■ PROMPT ■
Repeat the data word for word. Do not include the pictures.

Records from a collection of figures:
* Start *
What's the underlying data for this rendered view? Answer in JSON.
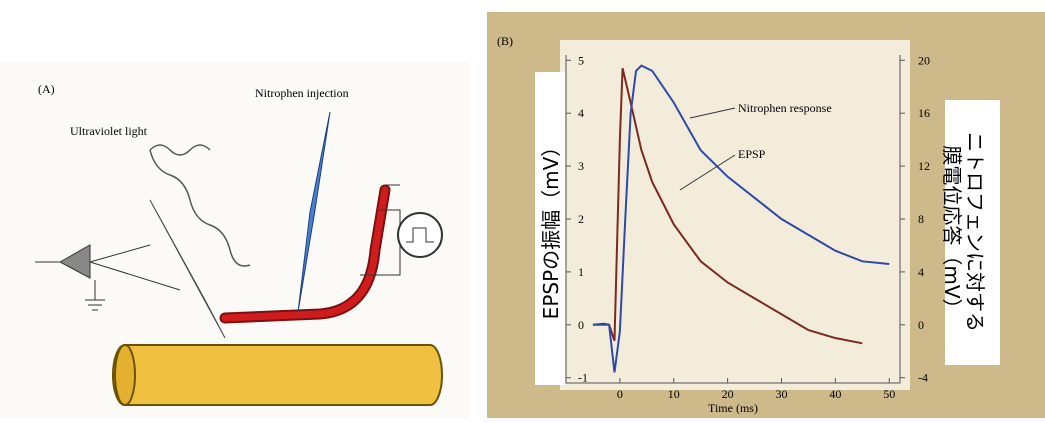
{
  "panel_a": {
    "label": "(A)",
    "injection": "Nitrophen injection",
    "light": "Ultraviolet light"
  },
  "chart_data": {
    "type": "line",
    "panel_label": "(B)",
    "x_label": "Time (ms)",
    "y_label": "EPSPの振幅（mV）",
    "y2_label": [
      "ニトロフェンに対する",
      "膜電位応答（mV）"
    ],
    "xlim": [
      -10,
      52
    ],
    "xticks": [
      0,
      10,
      20,
      30,
      40,
      50
    ],
    "ylim": [
      -1.1,
      5.1
    ],
    "yticks": [
      -1,
      0,
      1,
      2,
      3,
      4,
      5
    ],
    "y2lim": [
      -4.4,
      20.4
    ],
    "y2ticks": [
      -4,
      0,
      4,
      8,
      12,
      16,
      20
    ],
    "series": [
      {
        "name": "EPSP",
        "color": "#7a2a1e",
        "x": [
          -5,
          -3,
          -2,
          -1,
          0,
          0.5,
          2,
          4,
          6,
          8,
          10,
          15,
          20,
          25,
          30,
          35,
          40,
          45
        ],
        "values": [
          0,
          0.02,
          0,
          -0.3,
          3.5,
          4.85,
          4.2,
          3.3,
          2.7,
          2.3,
          1.9,
          1.2,
          0.8,
          0.5,
          0.2,
          -0.1,
          -0.25,
          -0.35
        ]
      },
      {
        "name": "Nitrophen response",
        "color": "#2e4aa8",
        "axis": "y2",
        "x": [
          -5,
          -2,
          -1,
          0,
          1,
          2,
          3,
          4,
          6,
          8,
          10,
          15,
          20,
          25,
          30,
          35,
          40,
          45,
          50
        ],
        "values": [
          0,
          0,
          -3.6,
          -0.5,
          8,
          16,
          19.2,
          19.6,
          19.2,
          18,
          16.8,
          13.2,
          11.2,
          9.6,
          8,
          6.8,
          5.6,
          4.8,
          4.6
        ]
      }
    ]
  }
}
* End *
■ SOLUTION BELOW ■
What's the underlying data for this rendered view? Answer in JSON.
{
  "panel_a": {
    "label": "(A)",
    "injection": "Nitrophen injection",
    "light": "Ultraviolet light"
  },
  "chart_data": {
    "type": "line",
    "panel_label": "(B)",
    "x_label": "Time (ms)",
    "y_label": "EPSPの振幅（mV）",
    "y2_label": [
      "ニトロフェンに対する",
      "膜電位応答（mV）"
    ],
    "xlim": [
      -10,
      52
    ],
    "xticks": [
      0,
      10,
      20,
      30,
      40,
      50
    ],
    "ylim": [
      -1.1,
      5.1
    ],
    "yticks": [
      -1,
      0,
      1,
      2,
      3,
      4,
      5
    ],
    "y2lim": [
      -4.4,
      20.4
    ],
    "y2ticks": [
      -4,
      0,
      4,
      8,
      12,
      16,
      20
    ],
    "series": [
      {
        "name": "EPSP",
        "color": "#7a2a1e",
        "x": [
          -5,
          -3,
          -2,
          -1,
          0,
          0.5,
          2,
          4,
          6,
          8,
          10,
          15,
          20,
          25,
          30,
          35,
          40,
          45
        ],
        "values": [
          0,
          0.02,
          0,
          -0.3,
          3.5,
          4.85,
          4.2,
          3.3,
          2.7,
          2.3,
          1.9,
          1.2,
          0.8,
          0.5,
          0.2,
          -0.1,
          -0.25,
          -0.35
        ]
      },
      {
        "name": "Nitrophen response",
        "color": "#2e4aa8",
        "axis": "y2",
        "x": [
          -5,
          -2,
          -1,
          0,
          1,
          2,
          3,
          4,
          6,
          8,
          10,
          15,
          20,
          25,
          30,
          35,
          40,
          45,
          50
        ],
        "values": [
          0,
          0,
          -3.6,
          -0.5,
          8,
          16,
          19.2,
          19.6,
          19.2,
          18,
          16.8,
          13.2,
          11.2,
          9.6,
          8,
          6.8,
          5.6,
          4.8,
          4.6
        ]
      }
    ]
  }
}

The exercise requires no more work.